### Challenge
Show every line that has the string "Cube" in it.

### Records about charts and figures
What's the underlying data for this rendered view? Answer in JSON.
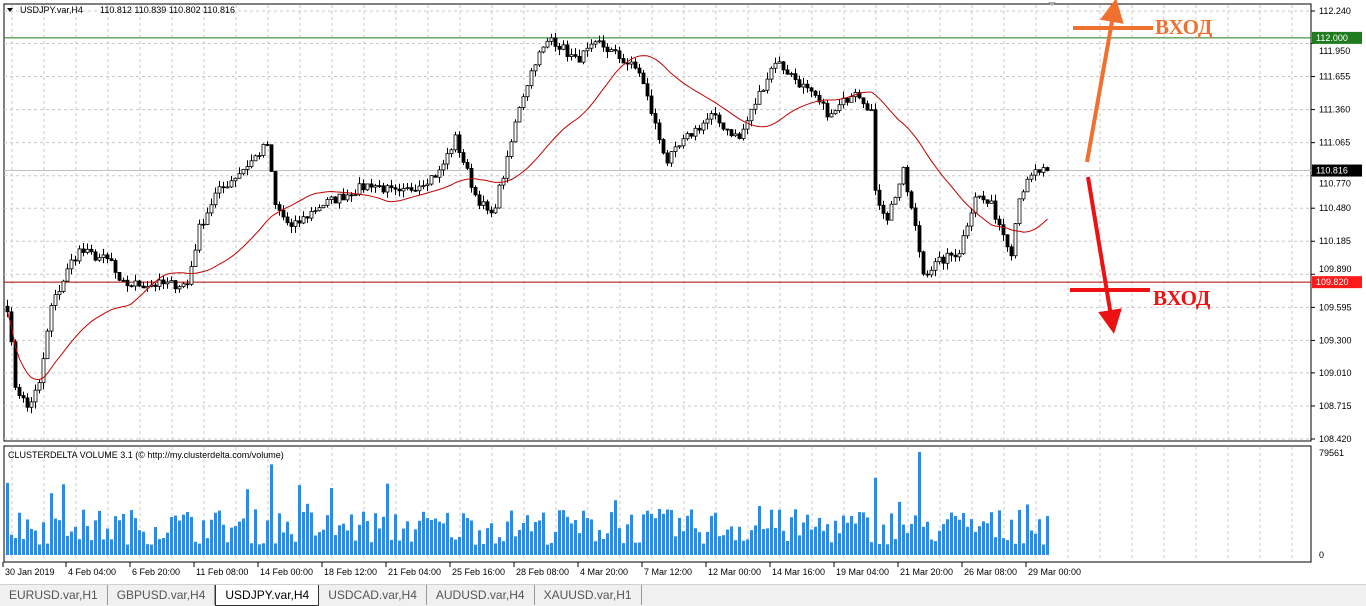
{
  "header": {
    "symbol": "USDJPY.var,H4",
    "ohlc": "110.812 110.839 110.802 110.816"
  },
  "price_axis": {
    "ticks": [
      "112.240",
      "111.950",
      "111.655",
      "111.360",
      "111.065",
      "110.770",
      "110.480",
      "110.185",
      "109.890",
      "109.595",
      "109.300",
      "109.010",
      "108.715",
      "108.420"
    ],
    "current_price": "110.816",
    "resistance_label": "112.000",
    "support_label": "109.820"
  },
  "levels": {
    "resistance": 112.0,
    "support": 109.82,
    "current": 110.816,
    "resistance_color": "#1e7b1e",
    "support_color": "#e00000"
  },
  "time_axis": {
    "labels": [
      "30 Jan 2019",
      "4 Feb 04:00",
      "6 Feb 20:00",
      "11 Feb 08:00",
      "14 Feb 00:00",
      "18 Feb 12:00",
      "21 Feb 04:00",
      "25 Feb 16:00",
      "28 Feb 08:00",
      "4 Mar 20:00",
      "7 Mar 12:00",
      "12 Mar 00:00",
      "14 Mar 16:00",
      "19 Mar 04:00",
      "21 Mar 20:00",
      "26 Mar 08:00",
      "29 Mar 00:00"
    ]
  },
  "indicator": {
    "title": "CLUSTERDELTA VOLUME 3.1 (© http://my.clusterdelta.com/volume)",
    "max_label": "79561",
    "zero_label": "0",
    "bar_color": "#2f8ae6"
  },
  "annotations": {
    "long_label": "ВХОД",
    "short_label": "ВХОД",
    "long_color": "#f07030",
    "short_color": "#ee1111"
  },
  "chart_data": {
    "type": "candlestick",
    "timeframe": "H4",
    "ylim": [
      108.42,
      112.24
    ],
    "price_path_by_bar": [
      [
        0,
        109.6
      ],
      [
        2,
        108.9
      ],
      [
        5,
        108.7
      ],
      [
        8,
        108.9
      ],
      [
        11,
        109.6
      ],
      [
        16,
        110.0
      ],
      [
        18,
        110.1
      ],
      [
        26,
        110.0
      ],
      [
        28,
        109.8
      ],
      [
        36,
        109.8
      ],
      [
        45,
        109.8
      ],
      [
        48,
        110.3
      ],
      [
        52,
        110.6
      ],
      [
        61,
        110.9
      ],
      [
        65,
        111.05
      ],
      [
        67,
        110.5
      ],
      [
        71,
        110.3
      ],
      [
        78,
        110.5
      ],
      [
        91,
        110.7
      ],
      [
        98,
        110.6
      ],
      [
        108,
        110.8
      ],
      [
        112,
        111.1
      ],
      [
        117,
        110.6
      ],
      [
        121,
        110.4
      ],
      [
        125,
        110.9
      ],
      [
        128,
        111.4
      ],
      [
        132,
        111.8
      ],
      [
        136,
        112.0
      ],
      [
        142,
        111.8
      ],
      [
        148,
        111.95
      ],
      [
        158,
        111.7
      ],
      [
        163,
        111.1
      ],
      [
        165,
        110.9
      ],
      [
        171,
        111.15
      ],
      [
        176,
        111.3
      ],
      [
        183,
        111.1
      ],
      [
        188,
        111.5
      ],
      [
        192,
        111.8
      ],
      [
        198,
        111.6
      ],
      [
        206,
        111.3
      ],
      [
        212,
        111.55
      ],
      [
        216,
        111.35
      ],
      [
        217,
        110.6
      ],
      [
        220,
        110.4
      ],
      [
        224,
        110.8
      ],
      [
        227,
        110.3
      ],
      [
        229,
        109.9
      ],
      [
        233,
        110.0
      ],
      [
        238,
        110.1
      ],
      [
        242,
        110.6
      ],
      [
        246,
        110.5
      ],
      [
        251,
        110.1
      ],
      [
        253,
        110.6
      ],
      [
        257,
        110.8
      ],
      [
        260,
        110.816
      ]
    ],
    "moving_average_color": "#c00000",
    "volume_max": 79561
  },
  "tabs": [
    {
      "label": "EURUSD.var,H1",
      "active": false
    },
    {
      "label": "GBPUSD.var,H4",
      "active": false
    },
    {
      "label": "USDJPY.var,H4",
      "active": true
    },
    {
      "label": "USDCAD.var,H4",
      "active": false
    },
    {
      "label": "AUDUSD.var,H4",
      "active": false
    },
    {
      "label": "XAUUSD.var,H1",
      "active": false
    }
  ]
}
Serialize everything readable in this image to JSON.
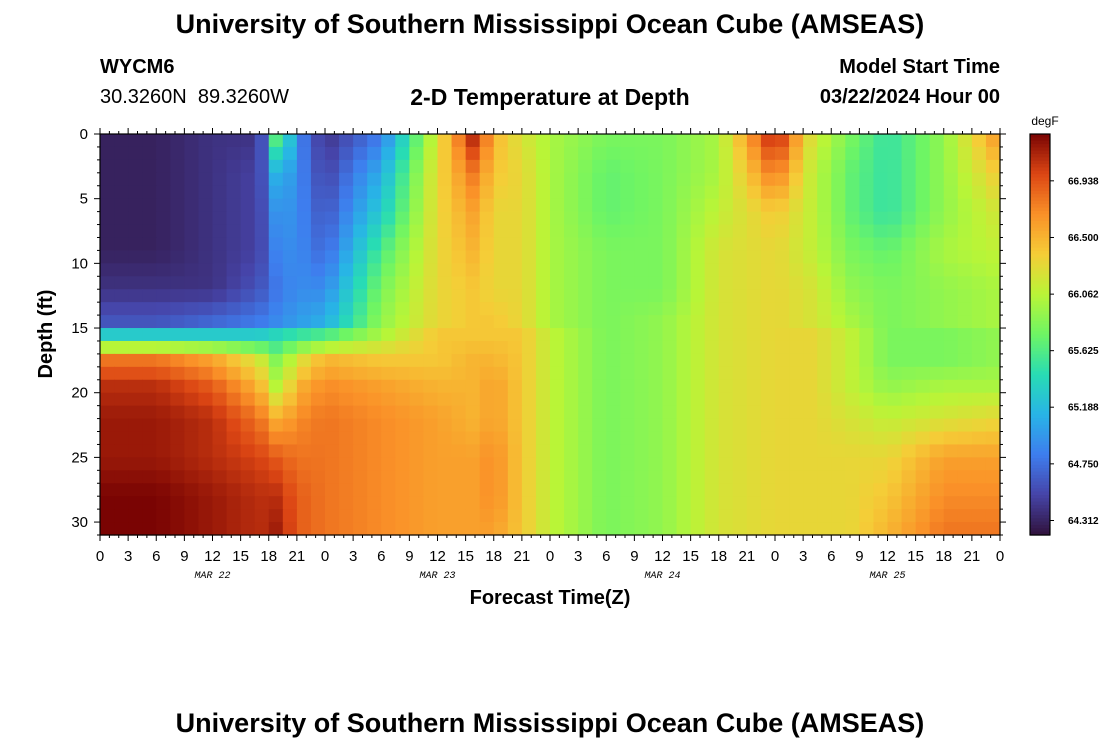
{
  "header": {
    "title": "University of Southern Mississippi Ocean Cube (AMSEAS)",
    "station_id": "WYCM6",
    "coordinates": "30.3260N  89.3260W",
    "subtitle": "2-D Temperature at Depth",
    "model_start_label": "Model Start Time",
    "model_start_value": "03/22/2024 Hour 00"
  },
  "footer": {
    "title": "University of Southern Mississippi Ocean Cube (AMSEAS)"
  },
  "chart_data": {
    "type": "heatmap",
    "title": "2-D Temperature at Depth",
    "xlabel": "Forecast Time(Z)",
    "ylabel": "Depth (ft)",
    "xlim": [
      0,
      96
    ],
    "ylim": [
      0,
      31
    ],
    "x_tick_labels": [
      "0",
      "3",
      "6",
      "9",
      "12",
      "15",
      "18",
      "21",
      "0",
      "3",
      "6",
      "9",
      "12",
      "15",
      "18",
      "21",
      "0",
      "3",
      "6",
      "9",
      "12",
      "15",
      "18",
      "21",
      "0",
      "3",
      "6",
      "9",
      "12",
      "15",
      "18",
      "21",
      "0"
    ],
    "y_ticks": [
      0,
      5,
      10,
      15,
      20,
      25,
      30
    ],
    "day_labels": [
      {
        "label": "MAR 22",
        "hour": 12
      },
      {
        "label": "MAR 23",
        "hour": 36
      },
      {
        "label": "MAR 24",
        "hour": 60
      },
      {
        "label": "MAR 25",
        "hour": 84
      }
    ],
    "colorbar": {
      "unit": "degF",
      "min": 64.2,
      "max": 67.3,
      "ticks": [
        66.938,
        66.5,
        66.062,
        65.625,
        65.188,
        64.75,
        64.312
      ],
      "tick_labels": [
        "66.938",
        "66.500",
        "66.062",
        "65.625",
        "65.188",
        "64.750",
        "64.312"
      ]
    },
    "grid_hours": [
      0,
      6,
      12,
      17,
      19,
      21,
      24,
      30,
      36,
      40,
      42,
      45,
      48,
      54,
      60,
      66,
      72,
      76,
      80,
      84,
      90,
      96
    ],
    "grid_depths": [
      0,
      3,
      6,
      9,
      12,
      14.5,
      15.5,
      17.5,
      19.5,
      22,
      25,
      28,
      31
    ],
    "values": [
      [
        64.3,
        64.3,
        64.4,
        64.4,
        65.9,
        64.9,
        64.4,
        64.8,
        66.2,
        67.2,
        66.5,
        66.2,
        66.0,
        65.8,
        65.8,
        66.0,
        67.2,
        66.2,
        65.8,
        65.5,
        65.9,
        66.7
      ],
      [
        64.3,
        64.3,
        64.4,
        64.5,
        65.2,
        64.9,
        64.5,
        65.1,
        66.3,
        66.8,
        66.4,
        66.3,
        66.0,
        65.7,
        65.8,
        66.0,
        66.8,
        66.1,
        65.7,
        65.5,
        65.9,
        66.4
      ],
      [
        64.3,
        64.3,
        64.4,
        64.5,
        65.0,
        64.9,
        64.6,
        65.3,
        66.3,
        66.6,
        66.3,
        66.3,
        66.0,
        65.7,
        65.8,
        66.1,
        66.4,
        66.1,
        65.7,
        65.5,
        65.9,
        66.2
      ],
      [
        64.3,
        64.3,
        64.4,
        64.5,
        64.9,
        64.9,
        64.7,
        65.6,
        66.3,
        66.5,
        66.3,
        66.3,
        66.0,
        65.8,
        65.8,
        66.2,
        66.3,
        66.1,
        65.8,
        65.7,
        66.0,
        66.1
      ],
      [
        64.4,
        64.4,
        64.4,
        64.6,
        64.8,
        64.9,
        64.9,
        65.8,
        66.3,
        66.4,
        66.3,
        66.3,
        66.0,
        65.8,
        65.8,
        66.2,
        66.3,
        66.2,
        65.9,
        65.8,
        65.9,
        66.0
      ],
      [
        64.6,
        64.6,
        64.7,
        64.8,
        64.9,
        65.0,
        65.1,
        65.9,
        66.3,
        66.4,
        66.4,
        66.3,
        66.0,
        65.8,
        65.9,
        66.2,
        66.3,
        66.2,
        66.0,
        65.8,
        65.9,
        66.0
      ],
      [
        65.3,
        65.3,
        65.3,
        65.3,
        65.4,
        65.5,
        65.6,
        66.0,
        66.4,
        66.4,
        66.4,
        66.4,
        66.1,
        65.8,
        65.9,
        66.2,
        66.3,
        66.3,
        66.1,
        65.8,
        65.8,
        65.9
      ],
      [
        66.8,
        66.8,
        66.6,
        66.2,
        65.8,
        66.2,
        66.5,
        66.4,
        66.4,
        66.5,
        66.5,
        66.4,
        66.1,
        65.8,
        65.9,
        66.2,
        66.3,
        66.3,
        66.1,
        65.8,
        65.8,
        65.9
      ],
      [
        67.1,
        67.1,
        66.9,
        66.5,
        66.0,
        66.5,
        66.7,
        66.6,
        66.5,
        66.5,
        66.6,
        66.4,
        66.1,
        65.8,
        65.9,
        66.2,
        66.3,
        66.3,
        66.1,
        65.9,
        66.0,
        66.0
      ],
      [
        67.2,
        67.2,
        67.1,
        66.8,
        66.5,
        66.7,
        66.8,
        66.7,
        66.6,
        66.5,
        66.6,
        66.4,
        66.1,
        65.8,
        65.9,
        66.2,
        66.3,
        66.3,
        66.2,
        66.1,
        66.2,
        66.3
      ],
      [
        67.2,
        67.2,
        67.1,
        67.0,
        66.9,
        66.8,
        66.8,
        66.7,
        66.6,
        66.6,
        66.7,
        66.4,
        66.1,
        65.8,
        65.9,
        66.2,
        66.3,
        66.3,
        66.3,
        66.3,
        66.6,
        66.6
      ],
      [
        67.3,
        67.3,
        67.2,
        67.1,
        67.1,
        66.9,
        66.8,
        66.7,
        66.6,
        66.6,
        66.7,
        66.4,
        66.1,
        65.8,
        65.9,
        66.2,
        66.3,
        66.3,
        66.3,
        66.4,
        66.7,
        66.7
      ],
      [
        67.3,
        67.3,
        67.2,
        67.1,
        67.2,
        66.9,
        66.8,
        66.7,
        66.6,
        66.6,
        66.6,
        66.4,
        66.1,
        65.8,
        65.9,
        66.2,
        66.3,
        66.3,
        66.3,
        66.5,
        66.8,
        66.8
      ]
    ]
  }
}
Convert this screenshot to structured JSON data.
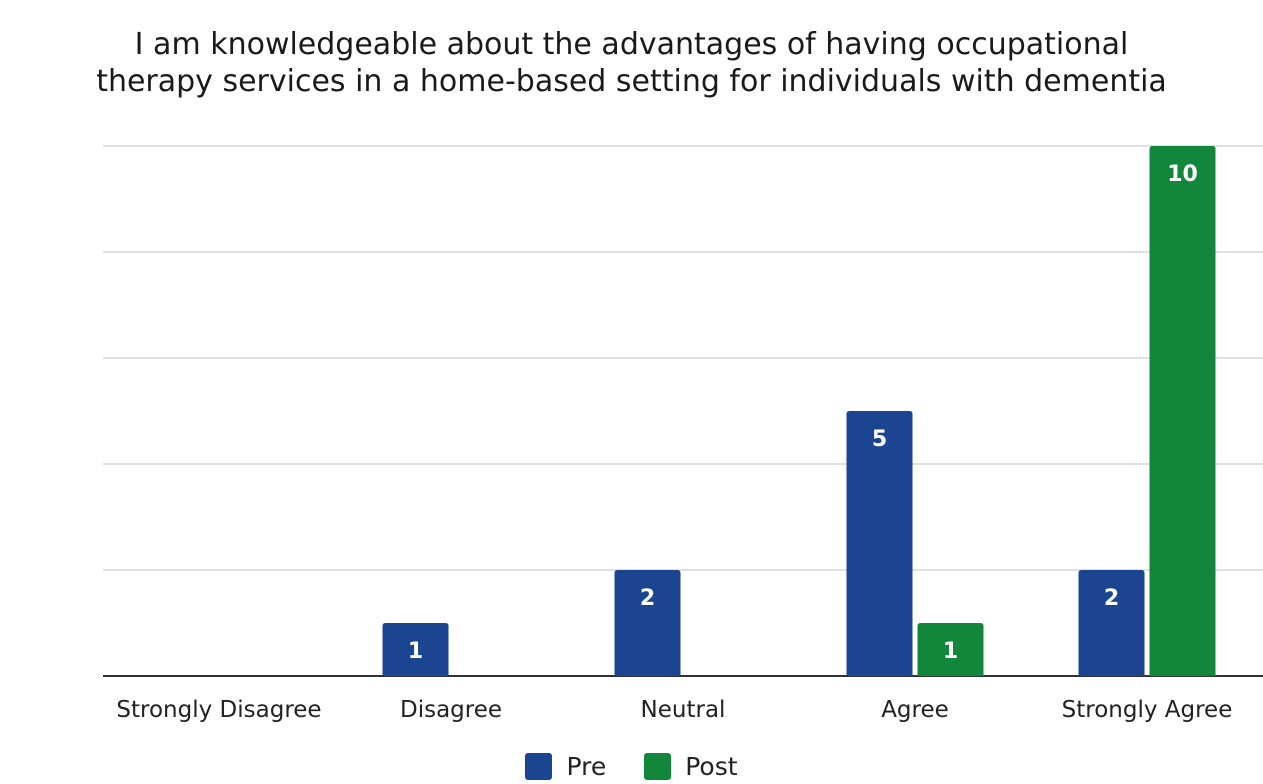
{
  "chart_data": {
    "type": "bar",
    "title_lines": [
      "I am knowledgeable about the advantages of having occupational",
      "therapy services in a home-based setting for individuals with dementia"
    ],
    "categories": [
      "Strongly Disagree",
      "Disagree",
      "Neutral",
      "Agree",
      "Strongly Agree"
    ],
    "series": [
      {
        "name": "Pre",
        "color": "#1b4591",
        "values": [
          0,
          1,
          2,
          5,
          2
        ]
      },
      {
        "name": "Post",
        "color": "#12873c",
        "values": [
          0,
          0,
          0,
          1,
          10
        ]
      }
    ],
    "ylim": [
      0,
      10
    ],
    "gridlines": [
      0,
      2,
      4,
      6,
      8,
      10
    ],
    "grid": true,
    "legend_position": "bottom"
  }
}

### Written solution
    "title": "University of Southern Mississippi Ocean Cube (AMSEAS)",
    "title": "University of Southern Mississippi Ocean Cube (AMSEAS)"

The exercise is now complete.